Collected data
-*-

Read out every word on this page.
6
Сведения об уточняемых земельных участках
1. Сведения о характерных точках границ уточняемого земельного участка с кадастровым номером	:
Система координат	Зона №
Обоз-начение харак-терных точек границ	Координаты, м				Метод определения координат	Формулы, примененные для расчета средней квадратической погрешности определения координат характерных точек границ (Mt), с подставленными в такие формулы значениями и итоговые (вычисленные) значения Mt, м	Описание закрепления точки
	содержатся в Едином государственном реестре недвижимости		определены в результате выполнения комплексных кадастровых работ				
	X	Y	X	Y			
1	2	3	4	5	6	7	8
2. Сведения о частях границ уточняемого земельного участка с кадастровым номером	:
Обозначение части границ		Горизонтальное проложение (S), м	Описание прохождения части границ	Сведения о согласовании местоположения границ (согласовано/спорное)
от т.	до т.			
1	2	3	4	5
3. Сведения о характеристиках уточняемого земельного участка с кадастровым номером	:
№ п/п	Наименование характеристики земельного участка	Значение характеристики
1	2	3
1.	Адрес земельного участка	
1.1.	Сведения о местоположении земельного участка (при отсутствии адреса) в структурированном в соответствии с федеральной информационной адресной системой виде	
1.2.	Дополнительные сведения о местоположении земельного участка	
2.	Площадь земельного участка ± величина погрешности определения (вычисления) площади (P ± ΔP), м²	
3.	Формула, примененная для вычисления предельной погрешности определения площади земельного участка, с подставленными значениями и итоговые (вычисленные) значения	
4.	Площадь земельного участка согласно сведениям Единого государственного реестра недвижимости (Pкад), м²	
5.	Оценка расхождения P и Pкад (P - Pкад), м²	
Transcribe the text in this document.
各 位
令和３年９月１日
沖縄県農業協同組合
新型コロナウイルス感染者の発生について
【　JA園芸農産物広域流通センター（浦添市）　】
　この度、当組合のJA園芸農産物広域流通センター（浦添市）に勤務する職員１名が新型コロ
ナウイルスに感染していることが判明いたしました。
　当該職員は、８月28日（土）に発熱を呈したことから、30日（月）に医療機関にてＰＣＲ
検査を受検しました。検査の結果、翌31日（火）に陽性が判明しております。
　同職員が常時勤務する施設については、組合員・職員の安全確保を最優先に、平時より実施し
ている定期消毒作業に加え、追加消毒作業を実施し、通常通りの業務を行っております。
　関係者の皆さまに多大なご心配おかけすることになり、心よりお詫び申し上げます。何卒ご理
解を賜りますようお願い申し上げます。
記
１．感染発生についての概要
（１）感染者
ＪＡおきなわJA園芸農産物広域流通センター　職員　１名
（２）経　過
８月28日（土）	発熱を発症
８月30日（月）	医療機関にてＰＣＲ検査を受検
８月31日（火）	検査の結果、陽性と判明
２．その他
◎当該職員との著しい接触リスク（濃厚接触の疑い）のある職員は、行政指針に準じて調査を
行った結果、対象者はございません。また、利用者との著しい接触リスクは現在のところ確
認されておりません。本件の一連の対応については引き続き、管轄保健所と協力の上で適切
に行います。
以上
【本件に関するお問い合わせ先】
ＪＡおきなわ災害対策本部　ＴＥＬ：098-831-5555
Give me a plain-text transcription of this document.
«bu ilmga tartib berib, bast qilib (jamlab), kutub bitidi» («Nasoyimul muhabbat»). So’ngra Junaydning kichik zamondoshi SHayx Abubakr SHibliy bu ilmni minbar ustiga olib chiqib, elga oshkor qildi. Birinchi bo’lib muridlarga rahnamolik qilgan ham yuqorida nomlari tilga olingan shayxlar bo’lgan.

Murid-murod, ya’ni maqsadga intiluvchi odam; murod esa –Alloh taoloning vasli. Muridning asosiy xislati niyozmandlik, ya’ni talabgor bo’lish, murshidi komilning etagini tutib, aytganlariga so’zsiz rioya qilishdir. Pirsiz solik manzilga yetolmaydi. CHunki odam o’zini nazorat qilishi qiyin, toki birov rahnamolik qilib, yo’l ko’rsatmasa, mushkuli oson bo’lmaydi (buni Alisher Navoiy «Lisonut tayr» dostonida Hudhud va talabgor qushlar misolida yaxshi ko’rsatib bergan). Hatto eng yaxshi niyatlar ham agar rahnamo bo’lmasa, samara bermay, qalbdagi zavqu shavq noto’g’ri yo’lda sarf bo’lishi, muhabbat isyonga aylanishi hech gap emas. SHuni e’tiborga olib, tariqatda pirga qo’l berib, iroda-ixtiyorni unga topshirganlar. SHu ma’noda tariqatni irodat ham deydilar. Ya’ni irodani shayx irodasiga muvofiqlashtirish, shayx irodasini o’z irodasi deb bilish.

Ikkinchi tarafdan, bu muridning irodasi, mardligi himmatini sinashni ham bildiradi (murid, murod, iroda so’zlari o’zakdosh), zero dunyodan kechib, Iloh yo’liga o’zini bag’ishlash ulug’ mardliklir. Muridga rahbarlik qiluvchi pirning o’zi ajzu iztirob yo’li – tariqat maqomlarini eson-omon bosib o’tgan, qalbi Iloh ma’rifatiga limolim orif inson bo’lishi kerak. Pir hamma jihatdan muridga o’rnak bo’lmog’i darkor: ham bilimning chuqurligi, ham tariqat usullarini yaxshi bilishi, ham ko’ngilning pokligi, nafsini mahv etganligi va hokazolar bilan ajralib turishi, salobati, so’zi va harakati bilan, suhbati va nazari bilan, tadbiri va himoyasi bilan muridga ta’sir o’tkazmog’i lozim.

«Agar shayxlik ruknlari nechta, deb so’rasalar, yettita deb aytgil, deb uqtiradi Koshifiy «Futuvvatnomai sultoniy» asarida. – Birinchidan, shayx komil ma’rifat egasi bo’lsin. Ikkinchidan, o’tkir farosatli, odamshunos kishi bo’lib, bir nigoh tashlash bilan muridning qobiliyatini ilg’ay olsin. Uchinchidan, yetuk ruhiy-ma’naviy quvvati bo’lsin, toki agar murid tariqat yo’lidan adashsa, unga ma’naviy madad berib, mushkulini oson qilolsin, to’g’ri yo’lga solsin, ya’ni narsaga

-*-

Look through the entries above; copy every line holding the string "rahnamolik".

TASK OUTPUT
«bu ilmga tartib berib, bast qilib (jamlab), kutub bitidi» («Nasoyimul muhabbat»). So’ngra Junaydning kichik zamondoshi SHayx Abubakr SHibliy bu ilmni minbar ustiga olib chiqib, elga oshkor qildi. Birinchi bo’lib muridlarga rahnamolik qilgan ham yuqorida nomlari tilga olingan shayxlar bo’lgan.
Murid-murod, ya’ni maqsadga intiluvchi odam; murod esa –Alloh taoloning vasli. Muridning asosiy xislati niyozmandlik, ya’ni talabgor bo’lish, murshidi komilning etagini tutib, aytganlariga so’zsiz rioya qilishdir. Pirsiz solik manzilga yetolmaydi. CHunki odam o’zini nazorat qilishi qiyin, toki birov rahnamolik qilib, yo’l ko’rsatmasa, mushkuli oson bo’lmaydi (buni Alisher Navoiy «Lisonut tayr» dostonida Hudhud va talabgor qushlar misolida yaxshi ko’rsatib bergan). Hatto eng yaxshi niyatlar ham agar rahnamo bo’lmasa, samara bermay, qalbdagi zavqu shavq noto’g’ri yo’lda sarf bo’lishi, muhabbat isyonga aylanishi hech gap emas. SHuni e’tiborga olib, tariqatda pirga qo’l berib, iroda-ixtiyorni unga topshirganlar. SHu ma’noda tariqatni irodat ham deydilar. Ya’ni irodani shayx irodasiga muvofiqlashtirish, shayx irodasini o’z irodasi deb bilish.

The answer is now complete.